### Exercise details
Each entry below should be written out exactly as it is, with no pictures.

----

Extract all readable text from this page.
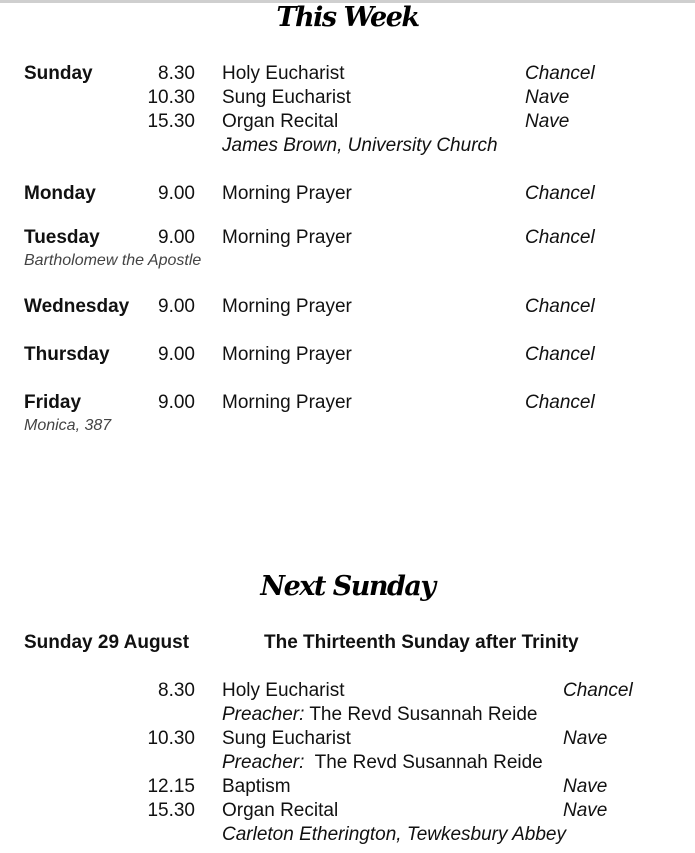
This Week
Sunday	8.30 Holy Eucharist	Chancel
10.30 Sung Eucharist	Nave
15.30 Organ Recital	Nave
James Brown, University Church
Monday	9.00 Morning Prayer	Chancel
Tuesday	9.00 Morning Prayer	Chancel
Bartholomew the Apostle
Wednesday 9.00 Morning Prayer	Chancel
Thursday	9.00 Morning Prayer	Chancel
Friday	9.00 Morning Prayer	Chancel
Monica, 387
Next Sunday
Sunday 29 August	The Thirteenth Sunday after Trinity
8.30 Holy Eucharist	Chancel
Preacher: The Revd Susannah Reide
10.30 Sung Eucharist	Nave
Preacher: The Revd Susannah Reide
12.15 Baptism	Nave
15.30 Organ Recital	Nave
Carleton Etherington, Tewkesbury Abbey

----

### Solution to the problem
Extract all readable text from this page.
This Week
Sunday	8.30 Holy Eucharist	Chancel
10.30 Sung Eucharist	Nave
15.30 Organ Recital	Nave
James Brown, University Church
Monday	9.00 Morning Prayer	Chancel
Tuesday	9.00 Morning Prayer	Chancel
Bartholomew the Apostle
Wednesday 9.00 Morning Prayer	Chancel
Thursday	9.00 Morning Prayer	Chancel
Friday	9.00 Morning Prayer	Chancel
Monica, 387
Next Sunday
Sunday 29 August	The Thirteenth Sunday after Trinity
8.30 Holy Eucharist	Chancel
Preacher: The Revd Susannah Reide
10.30 Sung Eucharist	Nave
Preacher: The Revd Susannah Reide
12.15 Baptism	Nave
15.30 Organ Recital	Nave
Carleton Etherington, Tewkesbury Abbey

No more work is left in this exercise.